## Directions
In the lines below, find how many contain the word "color" and report that figure alone.

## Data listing
□ □ □ □ □
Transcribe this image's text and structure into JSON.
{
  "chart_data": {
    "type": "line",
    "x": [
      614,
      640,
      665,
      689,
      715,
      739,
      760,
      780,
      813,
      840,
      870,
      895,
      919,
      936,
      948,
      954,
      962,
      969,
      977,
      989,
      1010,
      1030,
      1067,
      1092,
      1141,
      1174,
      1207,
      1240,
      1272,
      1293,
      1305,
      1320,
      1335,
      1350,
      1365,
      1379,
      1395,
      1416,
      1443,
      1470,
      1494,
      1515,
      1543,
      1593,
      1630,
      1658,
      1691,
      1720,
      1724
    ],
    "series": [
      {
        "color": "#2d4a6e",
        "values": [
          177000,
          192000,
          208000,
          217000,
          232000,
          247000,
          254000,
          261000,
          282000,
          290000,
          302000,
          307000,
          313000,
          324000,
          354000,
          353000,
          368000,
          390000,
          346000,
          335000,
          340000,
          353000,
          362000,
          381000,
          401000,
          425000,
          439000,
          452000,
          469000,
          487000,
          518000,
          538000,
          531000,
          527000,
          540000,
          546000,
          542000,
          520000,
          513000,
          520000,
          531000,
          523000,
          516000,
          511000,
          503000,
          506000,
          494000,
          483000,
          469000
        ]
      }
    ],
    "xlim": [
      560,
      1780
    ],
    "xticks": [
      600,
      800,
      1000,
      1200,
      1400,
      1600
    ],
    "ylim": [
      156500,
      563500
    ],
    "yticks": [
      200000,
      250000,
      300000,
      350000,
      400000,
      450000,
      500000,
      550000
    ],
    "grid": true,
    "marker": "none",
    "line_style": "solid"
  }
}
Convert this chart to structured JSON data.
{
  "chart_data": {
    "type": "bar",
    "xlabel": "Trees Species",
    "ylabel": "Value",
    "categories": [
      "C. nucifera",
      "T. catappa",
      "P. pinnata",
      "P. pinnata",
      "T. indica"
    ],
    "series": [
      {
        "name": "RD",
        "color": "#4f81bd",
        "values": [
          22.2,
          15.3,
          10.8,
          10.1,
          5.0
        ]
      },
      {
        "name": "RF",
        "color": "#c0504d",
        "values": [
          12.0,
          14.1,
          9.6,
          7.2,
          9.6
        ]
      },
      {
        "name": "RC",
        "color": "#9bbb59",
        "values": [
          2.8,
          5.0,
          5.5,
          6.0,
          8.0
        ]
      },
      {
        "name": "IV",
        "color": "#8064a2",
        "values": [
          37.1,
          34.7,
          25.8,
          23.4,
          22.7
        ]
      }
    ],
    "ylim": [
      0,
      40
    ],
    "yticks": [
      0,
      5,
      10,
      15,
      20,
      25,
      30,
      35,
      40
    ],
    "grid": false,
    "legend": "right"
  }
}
□ □ □ □ □
## Correct response
5